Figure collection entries

==============================

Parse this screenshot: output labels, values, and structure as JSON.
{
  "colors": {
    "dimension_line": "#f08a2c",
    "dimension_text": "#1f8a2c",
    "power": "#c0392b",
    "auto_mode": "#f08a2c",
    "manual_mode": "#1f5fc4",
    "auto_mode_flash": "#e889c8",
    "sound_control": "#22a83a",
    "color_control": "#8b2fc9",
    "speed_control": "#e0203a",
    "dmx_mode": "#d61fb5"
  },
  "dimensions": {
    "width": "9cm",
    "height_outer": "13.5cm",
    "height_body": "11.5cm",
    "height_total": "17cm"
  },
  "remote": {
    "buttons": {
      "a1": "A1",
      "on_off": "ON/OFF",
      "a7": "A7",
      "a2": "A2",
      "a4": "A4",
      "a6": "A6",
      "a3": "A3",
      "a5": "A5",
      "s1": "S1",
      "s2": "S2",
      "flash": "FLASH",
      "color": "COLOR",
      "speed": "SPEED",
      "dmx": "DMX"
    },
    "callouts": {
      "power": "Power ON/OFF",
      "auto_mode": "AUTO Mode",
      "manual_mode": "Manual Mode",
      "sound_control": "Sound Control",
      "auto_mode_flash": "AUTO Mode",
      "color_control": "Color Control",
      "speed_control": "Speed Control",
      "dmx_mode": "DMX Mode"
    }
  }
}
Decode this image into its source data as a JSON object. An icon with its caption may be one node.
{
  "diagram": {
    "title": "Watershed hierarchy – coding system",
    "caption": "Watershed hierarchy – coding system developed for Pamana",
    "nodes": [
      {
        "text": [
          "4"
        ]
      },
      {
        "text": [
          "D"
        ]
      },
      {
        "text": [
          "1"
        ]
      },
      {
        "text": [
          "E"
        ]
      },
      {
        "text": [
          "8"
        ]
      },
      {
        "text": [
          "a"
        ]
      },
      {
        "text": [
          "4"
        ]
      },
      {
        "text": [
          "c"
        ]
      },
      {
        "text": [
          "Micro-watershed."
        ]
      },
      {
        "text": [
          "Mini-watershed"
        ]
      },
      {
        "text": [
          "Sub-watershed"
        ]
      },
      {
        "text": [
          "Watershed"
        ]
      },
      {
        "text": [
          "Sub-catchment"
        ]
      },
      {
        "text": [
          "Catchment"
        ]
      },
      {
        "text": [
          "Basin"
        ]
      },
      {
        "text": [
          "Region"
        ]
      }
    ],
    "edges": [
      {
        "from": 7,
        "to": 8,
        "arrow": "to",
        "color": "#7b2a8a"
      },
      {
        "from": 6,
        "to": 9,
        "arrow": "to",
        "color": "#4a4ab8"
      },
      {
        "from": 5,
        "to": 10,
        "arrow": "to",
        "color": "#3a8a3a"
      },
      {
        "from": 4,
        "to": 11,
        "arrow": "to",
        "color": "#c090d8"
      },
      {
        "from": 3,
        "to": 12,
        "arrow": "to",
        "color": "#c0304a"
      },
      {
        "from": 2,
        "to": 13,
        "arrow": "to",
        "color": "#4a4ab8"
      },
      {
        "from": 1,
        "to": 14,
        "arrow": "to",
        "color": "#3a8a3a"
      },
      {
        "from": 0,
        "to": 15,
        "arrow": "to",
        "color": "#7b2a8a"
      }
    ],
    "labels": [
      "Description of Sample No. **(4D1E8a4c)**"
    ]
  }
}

==============================

**REQUIREMENT:** Output all of the material exactly as written.

**FINISHED ANSWER:**
Parse this screenshot: output labels, values, and structure as JSON.
{
  "colors": {
    "dimension_line": "#f08a2c",
    "dimension_text": "#1f8a2c",
    "power": "#c0392b",
    "auto_mode": "#f08a2c",
    "manual_mode": "#1f5fc4",
    "auto_mode_flash": "#e889c8",
    "sound_control": "#22a83a",
    "color_control": "#8b2fc9",
    "speed_control": "#e0203a",
    "dmx_mode": "#d61fb5"
  },
  "dimensions": {
    "width": "9cm",
    "height_outer": "13.5cm",
    "height_body": "11.5cm",
    "height_total": "17cm"
  },
  "remote": {
    "buttons": {
      "a1": "A1",
      "on_off": "ON/OFF",
      "a7": "A7",
      "a2": "A2",
      "a4": "A4",
      "a6": "A6",
      "a3": "A3",
      "a5": "A5",
      "s1": "S1",
      "s2": "S2",
      "flash": "FLASH",
      "color": "COLOR",
      "speed": "SPEED",
      "dmx": "DMX"
    },
    "callouts": {
      "power": "Power ON/OFF",
      "auto_mode": "AUTO Mode",
      "manual_mode": "Manual Mode",
      "sound_control": "Sound Control",
      "auto_mode_flash": "AUTO Mode",
      "color_control": "Color Control",
      "speed_control": "Speed Control",
      "dmx_mode": "DMX Mode"
    }
  }
}
Decode this image into its source data as a JSON object. An icon with its caption may be one node.
{
  "diagram": {
    "title": "Watershed hierarchy – coding system",
    "caption": "Watershed hierarchy – coding system developed for Pamana",
    "nodes": [
      {
        "text": [
          "4"
        ]
      },
      {
        "text": [
          "D"
        ]
      },
      {
        "text": [
          "1"
        ]
      },
      {
        "text": [
          "E"
        ]
      },
      {
        "text": [
          "8"
        ]
      },
      {
        "text": [
          "a"
        ]
      },
      {
        "text": [
          "4"
        ]
      },
      {
        "text": [
          "c"
        ]
      },
      {
        "text": [
          "Micro-watershed."
        ]
      },
      {
        "text": [
          "Mini-watershed"
        ]
      },
      {
        "text": [
          "Sub-watershed"
        ]
      },
      {
        "text": [
          "Watershed"
        ]
      },
      {
        "text": [
          "Sub-catchment"
        ]
      },
      {
        "text": [
          "Catchment"
        ]
      },
      {
        "text": [
          "Basin"
        ]
      },
      {
        "text": [
          "Region"
        ]
      }
    ],
    "edges": [
      {
        "from": 7,
        "to": 8,
        "arrow": "to",
        "color": "#7b2a8a"
      },
      {
        "from": 6,
        "to": 9,
        "arrow": "to",
        "color": "#4a4ab8"
      },
      {
        "from": 5,
        "to": 10,
        "arrow": "to",
        "color": "#3a8a3a"
      },
      {
        "from": 4,
        "to": 11,
        "arrow": "to",
        "color": "#c090d8"
      },
      {
        "from": 3,
        "to": 12,
        "arrow": "to",
        "color": "#c0304a"
      },
      {
        "from": 2,
        "to": 13,
        "arrow": "to",
        "color": "#4a4ab8"
      },
      {
        "from": 1,
        "to": 14,
        "arrow": "to",
        "color": "#3a8a3a"
      },
      {
        "from": 0,
        "to": 15,
        "arrow": "to",
        "color": "#7b2a8a"
      }
    ],
    "labels": [
      "Description of Sample No. **(4D1E8a4c)**"
    ]
  }
}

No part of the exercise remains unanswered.